◆ **TASK STATEMENT**:
Copy out each line of the data holding "cyclohexanone".

○ ○ ○

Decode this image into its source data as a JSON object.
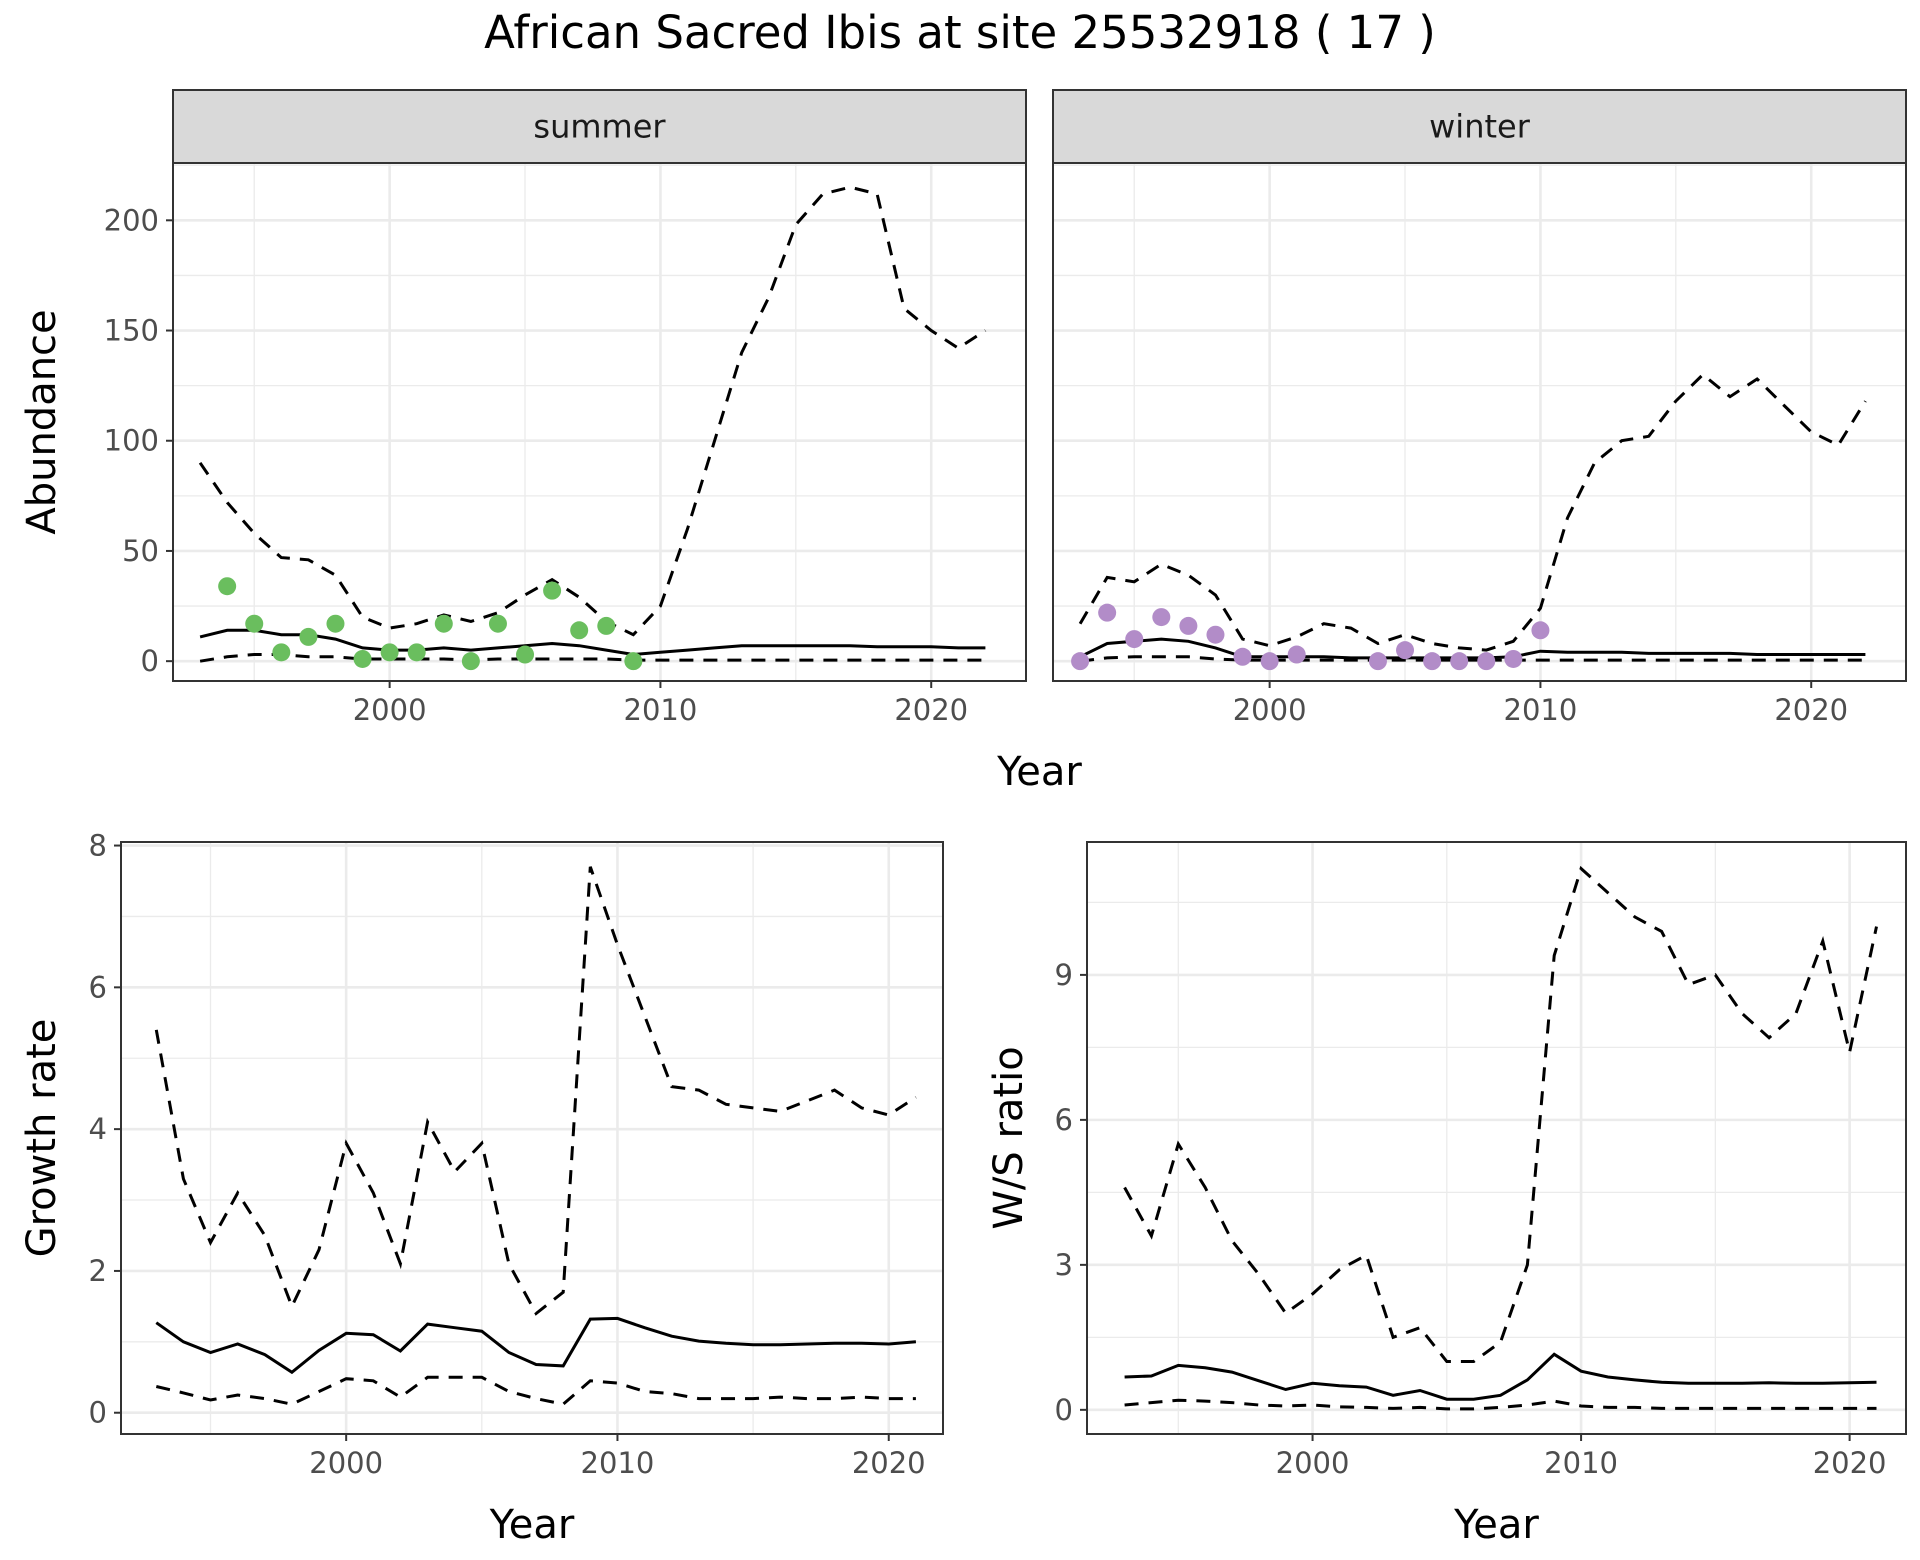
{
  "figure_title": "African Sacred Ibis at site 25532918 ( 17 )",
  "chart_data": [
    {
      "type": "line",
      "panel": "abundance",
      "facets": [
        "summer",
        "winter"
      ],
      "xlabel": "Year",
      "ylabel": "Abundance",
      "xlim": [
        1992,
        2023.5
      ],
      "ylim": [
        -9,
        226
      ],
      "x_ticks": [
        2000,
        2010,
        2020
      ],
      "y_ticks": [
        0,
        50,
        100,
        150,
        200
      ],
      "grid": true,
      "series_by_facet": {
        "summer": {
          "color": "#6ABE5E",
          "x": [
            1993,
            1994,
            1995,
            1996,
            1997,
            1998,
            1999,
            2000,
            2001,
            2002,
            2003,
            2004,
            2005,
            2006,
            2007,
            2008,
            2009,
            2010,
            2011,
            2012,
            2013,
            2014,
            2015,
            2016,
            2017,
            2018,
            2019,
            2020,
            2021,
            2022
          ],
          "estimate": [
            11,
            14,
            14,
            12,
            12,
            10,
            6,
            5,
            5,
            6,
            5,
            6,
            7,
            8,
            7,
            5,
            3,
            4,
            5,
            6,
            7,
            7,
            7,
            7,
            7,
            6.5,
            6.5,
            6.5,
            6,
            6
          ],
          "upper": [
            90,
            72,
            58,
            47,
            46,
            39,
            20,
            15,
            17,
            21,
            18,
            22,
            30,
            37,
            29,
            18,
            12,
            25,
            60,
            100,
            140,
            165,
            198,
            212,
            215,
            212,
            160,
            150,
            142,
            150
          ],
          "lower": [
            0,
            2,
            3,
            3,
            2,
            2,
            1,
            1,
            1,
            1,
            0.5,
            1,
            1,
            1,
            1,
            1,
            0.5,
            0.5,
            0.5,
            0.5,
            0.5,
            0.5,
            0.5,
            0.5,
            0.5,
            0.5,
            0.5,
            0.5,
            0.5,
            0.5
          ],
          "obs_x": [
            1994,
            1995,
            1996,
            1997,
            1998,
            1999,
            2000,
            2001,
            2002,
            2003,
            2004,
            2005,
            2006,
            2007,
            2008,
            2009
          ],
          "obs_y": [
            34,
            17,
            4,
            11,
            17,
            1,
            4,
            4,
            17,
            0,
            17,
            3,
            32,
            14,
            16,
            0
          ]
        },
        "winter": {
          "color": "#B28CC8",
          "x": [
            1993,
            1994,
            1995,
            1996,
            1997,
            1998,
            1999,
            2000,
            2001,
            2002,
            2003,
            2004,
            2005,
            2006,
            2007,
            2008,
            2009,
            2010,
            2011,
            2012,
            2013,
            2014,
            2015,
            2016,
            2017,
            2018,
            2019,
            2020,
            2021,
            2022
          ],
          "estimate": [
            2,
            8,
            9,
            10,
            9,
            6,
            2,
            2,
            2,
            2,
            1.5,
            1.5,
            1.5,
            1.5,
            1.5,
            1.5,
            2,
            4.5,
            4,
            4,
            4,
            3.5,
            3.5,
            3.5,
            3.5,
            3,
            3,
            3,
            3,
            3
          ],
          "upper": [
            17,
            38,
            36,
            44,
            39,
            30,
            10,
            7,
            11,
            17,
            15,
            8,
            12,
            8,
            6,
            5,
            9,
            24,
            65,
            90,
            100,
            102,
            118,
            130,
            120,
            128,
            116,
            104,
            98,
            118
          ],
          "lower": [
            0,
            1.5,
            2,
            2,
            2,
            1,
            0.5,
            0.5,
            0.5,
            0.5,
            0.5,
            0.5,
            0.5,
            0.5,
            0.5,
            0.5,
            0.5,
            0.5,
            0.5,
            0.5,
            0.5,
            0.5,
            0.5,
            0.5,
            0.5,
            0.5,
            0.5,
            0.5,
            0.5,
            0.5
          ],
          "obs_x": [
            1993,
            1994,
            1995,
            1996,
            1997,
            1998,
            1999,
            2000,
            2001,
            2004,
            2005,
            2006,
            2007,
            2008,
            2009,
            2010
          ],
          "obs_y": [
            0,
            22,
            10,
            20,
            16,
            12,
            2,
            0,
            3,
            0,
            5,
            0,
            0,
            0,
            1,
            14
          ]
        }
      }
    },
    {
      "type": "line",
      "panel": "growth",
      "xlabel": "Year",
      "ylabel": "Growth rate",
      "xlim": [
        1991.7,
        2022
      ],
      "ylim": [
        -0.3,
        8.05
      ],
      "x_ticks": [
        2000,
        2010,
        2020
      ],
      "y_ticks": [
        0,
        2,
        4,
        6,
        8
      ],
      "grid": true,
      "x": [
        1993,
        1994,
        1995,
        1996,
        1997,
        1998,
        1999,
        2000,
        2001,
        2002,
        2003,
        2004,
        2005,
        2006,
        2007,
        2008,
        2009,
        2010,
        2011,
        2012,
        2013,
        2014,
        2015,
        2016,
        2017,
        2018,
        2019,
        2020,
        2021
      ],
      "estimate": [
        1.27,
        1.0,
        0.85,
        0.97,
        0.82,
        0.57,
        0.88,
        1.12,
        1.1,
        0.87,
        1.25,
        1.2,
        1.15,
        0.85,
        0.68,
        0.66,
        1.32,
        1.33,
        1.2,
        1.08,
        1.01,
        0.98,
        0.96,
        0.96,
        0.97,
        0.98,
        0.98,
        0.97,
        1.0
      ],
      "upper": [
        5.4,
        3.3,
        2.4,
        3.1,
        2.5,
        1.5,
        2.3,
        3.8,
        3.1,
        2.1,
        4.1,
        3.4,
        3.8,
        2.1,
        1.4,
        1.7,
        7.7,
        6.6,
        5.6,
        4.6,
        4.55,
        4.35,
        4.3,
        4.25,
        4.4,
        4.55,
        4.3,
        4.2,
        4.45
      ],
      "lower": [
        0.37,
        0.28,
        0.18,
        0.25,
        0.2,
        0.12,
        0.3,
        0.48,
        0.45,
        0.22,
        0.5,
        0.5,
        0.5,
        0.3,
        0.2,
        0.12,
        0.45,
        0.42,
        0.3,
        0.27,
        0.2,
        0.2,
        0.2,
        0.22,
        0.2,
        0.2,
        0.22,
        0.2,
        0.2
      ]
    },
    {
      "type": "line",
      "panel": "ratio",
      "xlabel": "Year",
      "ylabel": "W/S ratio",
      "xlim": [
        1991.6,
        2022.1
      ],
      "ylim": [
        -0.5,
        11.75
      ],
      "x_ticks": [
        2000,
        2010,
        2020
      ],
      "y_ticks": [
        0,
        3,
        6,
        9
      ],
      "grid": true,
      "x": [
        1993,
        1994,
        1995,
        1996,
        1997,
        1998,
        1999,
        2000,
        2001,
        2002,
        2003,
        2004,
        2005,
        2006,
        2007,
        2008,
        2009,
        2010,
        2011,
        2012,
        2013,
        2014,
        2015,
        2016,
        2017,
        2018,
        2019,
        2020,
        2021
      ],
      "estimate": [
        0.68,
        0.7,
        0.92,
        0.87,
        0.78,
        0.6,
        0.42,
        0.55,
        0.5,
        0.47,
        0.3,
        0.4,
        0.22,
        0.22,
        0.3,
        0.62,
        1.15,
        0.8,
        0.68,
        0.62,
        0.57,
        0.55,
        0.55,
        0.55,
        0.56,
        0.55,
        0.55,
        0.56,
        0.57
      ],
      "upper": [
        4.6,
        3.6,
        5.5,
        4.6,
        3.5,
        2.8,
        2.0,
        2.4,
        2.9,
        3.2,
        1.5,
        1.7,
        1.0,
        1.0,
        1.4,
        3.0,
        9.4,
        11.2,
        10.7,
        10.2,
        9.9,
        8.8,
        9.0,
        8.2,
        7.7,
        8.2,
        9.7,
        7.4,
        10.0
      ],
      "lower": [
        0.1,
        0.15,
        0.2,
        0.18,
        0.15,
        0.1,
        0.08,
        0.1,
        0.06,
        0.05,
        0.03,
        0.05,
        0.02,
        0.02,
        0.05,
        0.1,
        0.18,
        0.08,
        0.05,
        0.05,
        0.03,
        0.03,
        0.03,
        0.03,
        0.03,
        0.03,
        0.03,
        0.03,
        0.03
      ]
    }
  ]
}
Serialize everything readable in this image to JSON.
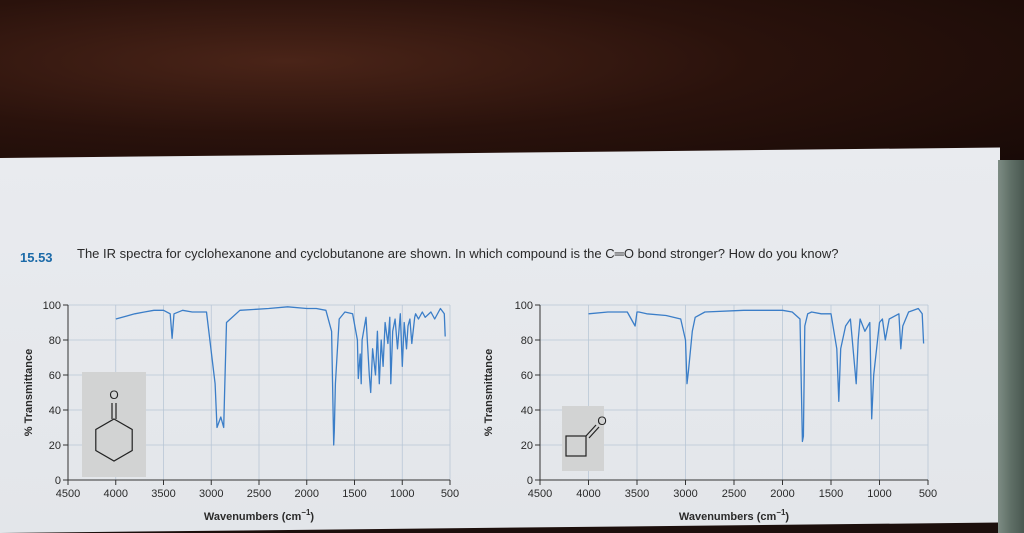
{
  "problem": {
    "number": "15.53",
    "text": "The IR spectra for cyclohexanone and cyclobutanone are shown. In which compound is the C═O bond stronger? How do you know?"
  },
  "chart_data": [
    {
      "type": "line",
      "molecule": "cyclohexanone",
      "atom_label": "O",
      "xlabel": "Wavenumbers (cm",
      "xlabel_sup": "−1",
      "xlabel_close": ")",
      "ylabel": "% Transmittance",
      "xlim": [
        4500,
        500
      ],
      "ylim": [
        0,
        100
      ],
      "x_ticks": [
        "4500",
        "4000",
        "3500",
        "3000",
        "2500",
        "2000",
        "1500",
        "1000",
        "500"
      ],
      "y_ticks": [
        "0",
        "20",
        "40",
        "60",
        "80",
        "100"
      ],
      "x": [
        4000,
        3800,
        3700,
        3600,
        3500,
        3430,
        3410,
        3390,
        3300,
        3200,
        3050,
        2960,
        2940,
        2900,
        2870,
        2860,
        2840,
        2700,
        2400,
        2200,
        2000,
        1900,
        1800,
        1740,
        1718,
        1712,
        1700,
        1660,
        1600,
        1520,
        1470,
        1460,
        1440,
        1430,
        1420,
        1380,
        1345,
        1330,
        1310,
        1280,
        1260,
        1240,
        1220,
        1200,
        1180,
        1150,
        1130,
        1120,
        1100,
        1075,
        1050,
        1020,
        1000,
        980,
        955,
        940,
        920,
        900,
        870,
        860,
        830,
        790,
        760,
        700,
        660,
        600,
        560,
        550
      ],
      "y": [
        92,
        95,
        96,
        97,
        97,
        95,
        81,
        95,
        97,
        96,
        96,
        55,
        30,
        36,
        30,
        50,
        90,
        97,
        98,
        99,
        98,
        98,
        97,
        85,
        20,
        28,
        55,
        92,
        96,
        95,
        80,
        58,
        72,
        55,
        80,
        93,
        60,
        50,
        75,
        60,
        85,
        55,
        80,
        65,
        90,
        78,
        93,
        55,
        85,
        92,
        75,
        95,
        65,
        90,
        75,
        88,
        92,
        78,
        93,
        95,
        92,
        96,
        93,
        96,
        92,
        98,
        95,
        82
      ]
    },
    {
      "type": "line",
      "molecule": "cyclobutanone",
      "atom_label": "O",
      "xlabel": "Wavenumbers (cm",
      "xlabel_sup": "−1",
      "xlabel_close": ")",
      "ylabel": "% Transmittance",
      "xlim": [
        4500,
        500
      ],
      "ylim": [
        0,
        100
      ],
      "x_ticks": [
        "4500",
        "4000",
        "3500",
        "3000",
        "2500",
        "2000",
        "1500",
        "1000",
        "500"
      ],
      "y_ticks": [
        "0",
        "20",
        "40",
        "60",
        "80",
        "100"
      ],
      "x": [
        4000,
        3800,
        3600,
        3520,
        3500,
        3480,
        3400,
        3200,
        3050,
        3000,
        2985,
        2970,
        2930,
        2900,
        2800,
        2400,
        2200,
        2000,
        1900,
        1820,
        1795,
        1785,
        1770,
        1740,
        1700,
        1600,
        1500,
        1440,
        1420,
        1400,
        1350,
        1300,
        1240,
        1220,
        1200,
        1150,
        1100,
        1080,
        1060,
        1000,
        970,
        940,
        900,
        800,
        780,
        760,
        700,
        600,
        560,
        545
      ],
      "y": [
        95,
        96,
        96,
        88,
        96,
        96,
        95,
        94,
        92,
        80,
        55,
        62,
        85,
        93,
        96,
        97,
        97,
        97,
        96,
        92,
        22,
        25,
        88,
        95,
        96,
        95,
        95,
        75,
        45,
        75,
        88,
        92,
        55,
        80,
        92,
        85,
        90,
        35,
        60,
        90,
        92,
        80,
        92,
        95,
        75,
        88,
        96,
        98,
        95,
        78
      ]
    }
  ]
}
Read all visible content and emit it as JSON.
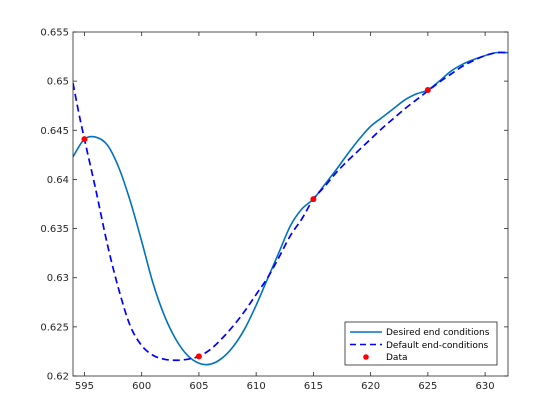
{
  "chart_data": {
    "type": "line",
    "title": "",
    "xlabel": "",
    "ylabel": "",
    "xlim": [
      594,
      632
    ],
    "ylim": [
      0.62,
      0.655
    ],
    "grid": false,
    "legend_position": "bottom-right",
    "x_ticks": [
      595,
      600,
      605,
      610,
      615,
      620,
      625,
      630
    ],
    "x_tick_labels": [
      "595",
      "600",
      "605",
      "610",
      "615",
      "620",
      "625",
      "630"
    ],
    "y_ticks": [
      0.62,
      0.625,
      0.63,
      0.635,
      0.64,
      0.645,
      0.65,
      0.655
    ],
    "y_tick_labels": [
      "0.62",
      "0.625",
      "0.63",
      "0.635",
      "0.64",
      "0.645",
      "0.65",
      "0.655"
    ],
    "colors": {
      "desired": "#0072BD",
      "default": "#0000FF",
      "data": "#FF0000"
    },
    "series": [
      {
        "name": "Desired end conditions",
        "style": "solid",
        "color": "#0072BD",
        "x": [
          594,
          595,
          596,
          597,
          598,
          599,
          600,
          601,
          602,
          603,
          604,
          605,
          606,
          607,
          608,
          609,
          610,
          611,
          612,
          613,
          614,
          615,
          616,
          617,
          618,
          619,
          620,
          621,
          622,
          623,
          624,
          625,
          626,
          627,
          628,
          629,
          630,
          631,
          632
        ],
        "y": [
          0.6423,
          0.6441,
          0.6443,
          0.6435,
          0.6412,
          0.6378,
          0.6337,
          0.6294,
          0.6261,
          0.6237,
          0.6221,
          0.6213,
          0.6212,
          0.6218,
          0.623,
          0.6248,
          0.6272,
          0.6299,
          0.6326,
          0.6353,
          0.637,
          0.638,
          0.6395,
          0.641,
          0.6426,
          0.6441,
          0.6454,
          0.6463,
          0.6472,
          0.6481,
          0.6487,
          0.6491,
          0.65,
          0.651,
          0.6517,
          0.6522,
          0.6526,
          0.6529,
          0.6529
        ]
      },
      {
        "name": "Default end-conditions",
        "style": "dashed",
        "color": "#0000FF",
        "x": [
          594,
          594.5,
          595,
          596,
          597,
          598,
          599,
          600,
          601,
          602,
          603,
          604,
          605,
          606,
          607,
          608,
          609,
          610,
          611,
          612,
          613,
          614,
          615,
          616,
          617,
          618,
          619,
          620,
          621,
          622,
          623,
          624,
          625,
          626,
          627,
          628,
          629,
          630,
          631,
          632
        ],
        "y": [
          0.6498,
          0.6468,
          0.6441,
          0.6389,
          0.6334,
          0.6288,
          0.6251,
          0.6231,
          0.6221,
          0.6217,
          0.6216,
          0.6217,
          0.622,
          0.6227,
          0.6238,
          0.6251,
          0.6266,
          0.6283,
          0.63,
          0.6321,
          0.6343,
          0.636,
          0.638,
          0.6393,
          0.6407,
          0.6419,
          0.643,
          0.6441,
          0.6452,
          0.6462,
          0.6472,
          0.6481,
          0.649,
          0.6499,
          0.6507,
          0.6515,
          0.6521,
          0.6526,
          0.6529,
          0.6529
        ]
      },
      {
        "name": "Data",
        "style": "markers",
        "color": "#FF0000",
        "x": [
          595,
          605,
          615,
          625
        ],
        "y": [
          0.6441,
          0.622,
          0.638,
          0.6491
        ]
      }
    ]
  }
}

○ ○ ○

◆ **FULL SOLUTION**:
    "text": "The IR spectra for cyclohexanone and cyclobutanone are shown. In which compound is the C═O bond stronger? How do you know?"
      "molecule": "cyclohexanone",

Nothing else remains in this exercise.